- **Text to read**
Our ideas about God have the greatest consequence in our lives. Bible scholar and teacher, A. W. Tozer once said, “What comes into our minds when we think about God is the most important thing about us“
Ideas about God range from an impersonal cosmic force to a cruel task master or cosmic bubble gum machine or a Santa Claus like figure; to a loving heavenly Father. Each of those “theological” ideas lead to a different way of life, affecting everything, to include thoughts that we think, choices that we make, and actions that we commit.
What one believes about the Bible affects daily life in a very profound way. People who believe in the divine inspiration of the Bible (i.e., believe that men moved by the Holy Spirit wrote it) order their lives by its precepts. Those who consider it nothing but a collection of myths, nonsense, fables, stories or non-binding moral suggestions, seek their guidance from some other source. That source will be themselves, culture, or another someone. That source will not be an absolute source, but one that shifts with the whims of the zeitgeist of the times.
Nevertheless, everyone is entitled to their opinion, but not all opinions are correct. Ideas do have consequences, but as we have seen over the annals of western civilization, bad ideas have victims. Of all the religious sources in existence today, the Bible has something to say about how we should think and decipher the good from the bad.
The Apostle Paul, in his letter to the church at Philippi provides a list to aide us. He wrote, “whatever is true, whatever is noble, whatever is right, whatever is pure, whatever is lovely, whatever is admirable — if anything is excellent or praiseworthy — think on such things” (Philippians 4:8). Those characteristics are good starting points and are guaranteed to reap good consequences, and not victims. But let us not ever say or think that ideas do not have consequences. They do.
 A.W. Tozer, The Knowledge of the Holy (San Francisco: Harper San Francisco, 1961), 1.

- **Dataset content**
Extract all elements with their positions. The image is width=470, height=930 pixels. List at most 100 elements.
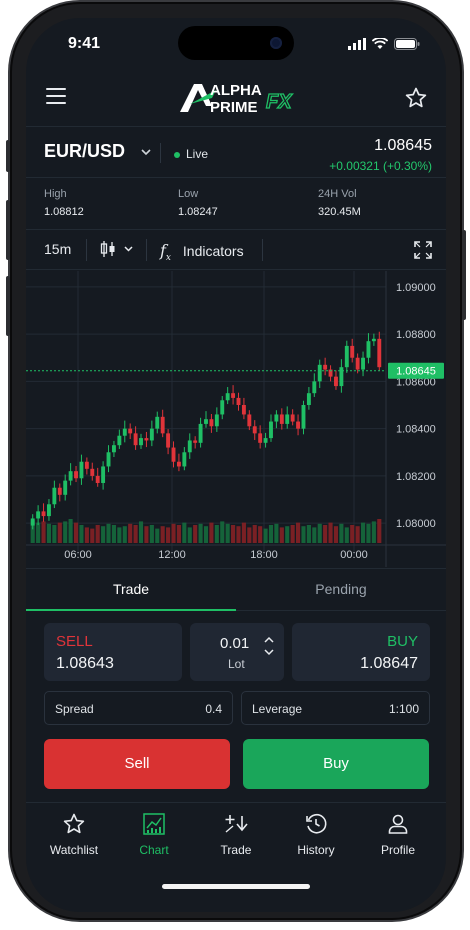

- **What the task asks**
Copy out the entire passage on ideas about God word for word, including the closing citation. The data plays no part in what follows.

- **Response**
Our ideas about God have the greatest consequence in our lives. Bible scholar and teacher, A. W. Tozer once said, “What comes into our minds when we think about God is the most important thing about us“
Ideas about God range from an impersonal cosmic force to a cruel task master or cosmic bubble gum machine or a Santa Claus like figure; to a loving heavenly Father. Each of those “theological” ideas lead to a different way of life, affecting everything, to include thoughts that we think, choices that we make, and actions that we commit.
What one believes about the Bible affects daily life in a very profound way. People who believe in the divine inspiration of the Bible (i.e., believe that men moved by the Holy Spirit wrote it) order their lives by its precepts. Those who consider it nothing but a collection of myths, nonsense, fables, stories or non-binding moral suggestions, seek their guidance from some other source. That source will be themselves, culture, or another someone. That source will not be an absolute source, but one that shifts with the whims of the zeitgeist of the times.
Nevertheless, everyone is entitled to their opinion, but not all opinions are correct. Ideas do have consequences, but as we have seen over the annals of western civilization, bad ideas have victims. Of all the religious sources in existence today, the Bible has something to say about how we should think and decipher the good from the bad.
The Apostle Paul, in his letter to the church at Philippi provides a list to aide us. He wrote, “whatever is true, whatever is noble, whatever is right, whatever is pure, whatever is lovely, whatever is admirable — if anything is excellent or praiseworthy — think on such things” (Philippians 4:8). Those characteristics are good starting points and are guaranteed to reap good consequences, and not victims. But let us not ever say or think that ideas do not have consequences. They do.
 A.W. Tozer, The Knowledge of the Holy (San Francisco: Harper San Francisco, 1961), 1.